*What the task requires*: Which lines of the records contain "КРЫЛО"? Collect every one of them.

*Records*:
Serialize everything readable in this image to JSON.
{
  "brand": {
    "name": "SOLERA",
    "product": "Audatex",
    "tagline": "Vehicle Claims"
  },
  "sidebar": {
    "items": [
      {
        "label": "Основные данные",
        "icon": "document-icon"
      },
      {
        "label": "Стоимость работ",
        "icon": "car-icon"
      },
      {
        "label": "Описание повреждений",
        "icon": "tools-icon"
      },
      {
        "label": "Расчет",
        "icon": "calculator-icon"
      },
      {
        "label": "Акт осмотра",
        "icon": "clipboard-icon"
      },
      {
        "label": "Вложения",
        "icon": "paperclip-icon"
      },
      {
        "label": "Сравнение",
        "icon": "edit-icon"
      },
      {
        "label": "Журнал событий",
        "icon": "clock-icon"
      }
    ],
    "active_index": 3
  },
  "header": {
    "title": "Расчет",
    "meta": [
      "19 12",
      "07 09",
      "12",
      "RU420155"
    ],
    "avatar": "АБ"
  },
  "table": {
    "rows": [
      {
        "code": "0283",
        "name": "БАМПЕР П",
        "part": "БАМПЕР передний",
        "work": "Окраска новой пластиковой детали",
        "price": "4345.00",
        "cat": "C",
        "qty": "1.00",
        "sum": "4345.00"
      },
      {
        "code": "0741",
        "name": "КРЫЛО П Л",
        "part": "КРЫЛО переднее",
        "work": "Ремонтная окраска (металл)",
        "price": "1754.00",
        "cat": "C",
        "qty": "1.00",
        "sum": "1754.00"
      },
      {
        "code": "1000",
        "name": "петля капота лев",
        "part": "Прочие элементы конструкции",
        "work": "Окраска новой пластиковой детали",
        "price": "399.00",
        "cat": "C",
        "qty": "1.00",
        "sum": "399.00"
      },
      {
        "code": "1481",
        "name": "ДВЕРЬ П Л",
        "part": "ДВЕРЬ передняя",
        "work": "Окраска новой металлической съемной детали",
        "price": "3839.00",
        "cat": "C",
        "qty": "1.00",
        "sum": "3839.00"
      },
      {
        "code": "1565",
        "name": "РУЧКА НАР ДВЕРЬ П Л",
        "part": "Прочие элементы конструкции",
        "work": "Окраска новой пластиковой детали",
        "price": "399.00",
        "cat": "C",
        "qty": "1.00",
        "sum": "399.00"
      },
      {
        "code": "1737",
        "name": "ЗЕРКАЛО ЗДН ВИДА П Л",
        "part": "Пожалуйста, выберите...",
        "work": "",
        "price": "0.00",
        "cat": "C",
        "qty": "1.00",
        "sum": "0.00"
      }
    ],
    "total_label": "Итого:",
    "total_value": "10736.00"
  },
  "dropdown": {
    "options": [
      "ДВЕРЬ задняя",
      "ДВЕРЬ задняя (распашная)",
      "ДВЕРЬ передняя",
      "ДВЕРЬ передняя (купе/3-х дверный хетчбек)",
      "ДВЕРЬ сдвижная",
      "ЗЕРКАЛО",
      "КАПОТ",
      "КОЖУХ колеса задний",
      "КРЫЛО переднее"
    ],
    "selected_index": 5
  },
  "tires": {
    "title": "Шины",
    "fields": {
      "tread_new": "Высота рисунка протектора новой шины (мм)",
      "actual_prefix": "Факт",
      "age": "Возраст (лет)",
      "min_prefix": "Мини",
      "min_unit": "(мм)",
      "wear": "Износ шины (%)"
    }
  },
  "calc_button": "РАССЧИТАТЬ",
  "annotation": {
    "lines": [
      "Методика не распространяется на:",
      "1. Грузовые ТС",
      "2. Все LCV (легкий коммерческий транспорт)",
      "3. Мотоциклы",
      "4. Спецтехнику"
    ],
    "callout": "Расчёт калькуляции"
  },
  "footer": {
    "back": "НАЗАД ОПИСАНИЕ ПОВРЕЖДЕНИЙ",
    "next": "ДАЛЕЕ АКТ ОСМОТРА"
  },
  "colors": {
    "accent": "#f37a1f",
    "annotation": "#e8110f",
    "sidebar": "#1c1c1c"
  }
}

*Task response*:
        "name": "КРЫЛО П Л",
        "part": "КРЫЛО переднее",
      "КРЫЛО переднее"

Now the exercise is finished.